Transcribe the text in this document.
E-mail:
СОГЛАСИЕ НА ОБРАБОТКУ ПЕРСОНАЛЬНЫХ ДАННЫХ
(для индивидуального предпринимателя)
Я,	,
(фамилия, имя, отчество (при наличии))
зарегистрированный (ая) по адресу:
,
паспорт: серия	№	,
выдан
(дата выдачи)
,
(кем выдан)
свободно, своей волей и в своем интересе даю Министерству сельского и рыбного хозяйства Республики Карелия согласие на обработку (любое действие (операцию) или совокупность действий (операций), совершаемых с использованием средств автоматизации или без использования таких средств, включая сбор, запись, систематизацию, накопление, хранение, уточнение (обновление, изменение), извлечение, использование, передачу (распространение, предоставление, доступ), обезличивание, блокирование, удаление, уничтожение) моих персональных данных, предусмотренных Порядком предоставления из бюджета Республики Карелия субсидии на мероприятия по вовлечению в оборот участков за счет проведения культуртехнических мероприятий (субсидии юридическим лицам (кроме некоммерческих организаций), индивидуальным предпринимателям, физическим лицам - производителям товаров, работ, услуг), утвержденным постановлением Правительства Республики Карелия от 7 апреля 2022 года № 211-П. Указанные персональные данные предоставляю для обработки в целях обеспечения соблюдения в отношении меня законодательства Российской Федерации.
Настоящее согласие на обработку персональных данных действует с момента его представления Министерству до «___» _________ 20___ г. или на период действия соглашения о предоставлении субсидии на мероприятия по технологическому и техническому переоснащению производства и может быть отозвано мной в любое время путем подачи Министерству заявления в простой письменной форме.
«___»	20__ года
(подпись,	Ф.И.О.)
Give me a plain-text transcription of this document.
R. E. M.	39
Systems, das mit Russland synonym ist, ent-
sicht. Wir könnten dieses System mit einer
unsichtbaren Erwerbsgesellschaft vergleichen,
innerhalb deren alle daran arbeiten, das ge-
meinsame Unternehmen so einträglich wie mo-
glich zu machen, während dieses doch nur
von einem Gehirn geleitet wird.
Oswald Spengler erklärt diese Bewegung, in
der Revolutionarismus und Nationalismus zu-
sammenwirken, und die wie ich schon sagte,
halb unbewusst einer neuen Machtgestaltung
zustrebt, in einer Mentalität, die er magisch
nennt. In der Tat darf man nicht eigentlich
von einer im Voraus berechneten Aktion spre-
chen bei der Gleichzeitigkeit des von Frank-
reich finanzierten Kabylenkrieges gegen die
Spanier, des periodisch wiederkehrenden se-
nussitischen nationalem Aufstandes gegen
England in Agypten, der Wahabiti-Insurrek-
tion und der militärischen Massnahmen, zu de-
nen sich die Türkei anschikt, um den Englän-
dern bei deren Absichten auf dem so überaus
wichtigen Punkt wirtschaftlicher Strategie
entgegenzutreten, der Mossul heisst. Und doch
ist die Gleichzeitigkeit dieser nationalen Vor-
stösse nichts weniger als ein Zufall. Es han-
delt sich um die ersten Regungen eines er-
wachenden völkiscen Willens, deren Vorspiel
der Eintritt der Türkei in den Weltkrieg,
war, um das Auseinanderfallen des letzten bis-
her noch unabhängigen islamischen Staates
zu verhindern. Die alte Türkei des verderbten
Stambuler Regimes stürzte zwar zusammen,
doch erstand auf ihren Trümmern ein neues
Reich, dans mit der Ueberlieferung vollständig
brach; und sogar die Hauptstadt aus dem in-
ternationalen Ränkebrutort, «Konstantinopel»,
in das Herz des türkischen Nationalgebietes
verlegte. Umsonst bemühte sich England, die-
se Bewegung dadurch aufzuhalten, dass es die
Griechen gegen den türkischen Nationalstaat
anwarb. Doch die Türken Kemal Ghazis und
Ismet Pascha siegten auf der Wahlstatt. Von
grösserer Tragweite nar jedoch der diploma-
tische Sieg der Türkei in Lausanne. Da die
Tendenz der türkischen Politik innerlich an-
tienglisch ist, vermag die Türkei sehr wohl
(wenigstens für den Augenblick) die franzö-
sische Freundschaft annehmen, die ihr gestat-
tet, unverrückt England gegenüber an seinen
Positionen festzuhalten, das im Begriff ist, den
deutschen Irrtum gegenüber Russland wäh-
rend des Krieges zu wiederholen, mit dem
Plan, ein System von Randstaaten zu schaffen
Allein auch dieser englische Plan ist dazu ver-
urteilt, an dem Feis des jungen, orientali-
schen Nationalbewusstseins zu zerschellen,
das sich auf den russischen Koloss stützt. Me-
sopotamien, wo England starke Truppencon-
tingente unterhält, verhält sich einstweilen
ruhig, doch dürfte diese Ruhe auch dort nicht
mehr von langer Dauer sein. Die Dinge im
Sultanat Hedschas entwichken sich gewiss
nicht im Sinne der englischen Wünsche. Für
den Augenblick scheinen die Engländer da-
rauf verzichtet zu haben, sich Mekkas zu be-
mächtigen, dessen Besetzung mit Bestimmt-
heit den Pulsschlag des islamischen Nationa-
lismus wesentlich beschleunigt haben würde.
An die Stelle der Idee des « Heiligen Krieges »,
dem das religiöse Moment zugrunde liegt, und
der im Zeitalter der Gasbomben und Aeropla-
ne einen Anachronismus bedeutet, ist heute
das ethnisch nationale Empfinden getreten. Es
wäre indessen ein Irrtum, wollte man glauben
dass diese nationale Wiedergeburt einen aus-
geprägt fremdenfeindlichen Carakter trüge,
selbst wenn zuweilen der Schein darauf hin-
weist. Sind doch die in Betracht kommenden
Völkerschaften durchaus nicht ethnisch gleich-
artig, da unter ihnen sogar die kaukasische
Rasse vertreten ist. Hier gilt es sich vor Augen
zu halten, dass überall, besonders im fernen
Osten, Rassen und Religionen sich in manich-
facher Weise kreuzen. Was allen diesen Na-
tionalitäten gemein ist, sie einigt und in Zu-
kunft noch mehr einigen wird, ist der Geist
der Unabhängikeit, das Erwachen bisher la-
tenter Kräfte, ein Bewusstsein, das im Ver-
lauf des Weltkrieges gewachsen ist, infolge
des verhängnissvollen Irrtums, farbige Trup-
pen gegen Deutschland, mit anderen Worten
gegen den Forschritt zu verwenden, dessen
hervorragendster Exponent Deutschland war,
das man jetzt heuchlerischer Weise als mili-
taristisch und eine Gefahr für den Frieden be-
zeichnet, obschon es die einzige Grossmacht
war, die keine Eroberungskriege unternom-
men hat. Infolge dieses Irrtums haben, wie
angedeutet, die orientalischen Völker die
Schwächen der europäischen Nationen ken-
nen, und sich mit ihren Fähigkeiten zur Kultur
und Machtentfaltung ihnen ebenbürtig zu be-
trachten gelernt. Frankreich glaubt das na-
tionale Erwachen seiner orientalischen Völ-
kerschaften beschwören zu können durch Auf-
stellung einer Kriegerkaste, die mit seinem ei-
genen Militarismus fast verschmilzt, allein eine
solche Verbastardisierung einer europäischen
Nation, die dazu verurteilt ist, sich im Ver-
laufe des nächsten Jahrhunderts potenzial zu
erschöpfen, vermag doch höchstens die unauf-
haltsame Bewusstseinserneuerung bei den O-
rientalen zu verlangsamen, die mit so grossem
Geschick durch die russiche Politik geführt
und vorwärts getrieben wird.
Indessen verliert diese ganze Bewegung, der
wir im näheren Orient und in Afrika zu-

Objective: Review the material and copy each line in which the word "ethnisch" appears.

Task result:
das ethnisch nationale Empfinden getreten. Es
Völkerschaften durchaus nicht ethnisch gleich-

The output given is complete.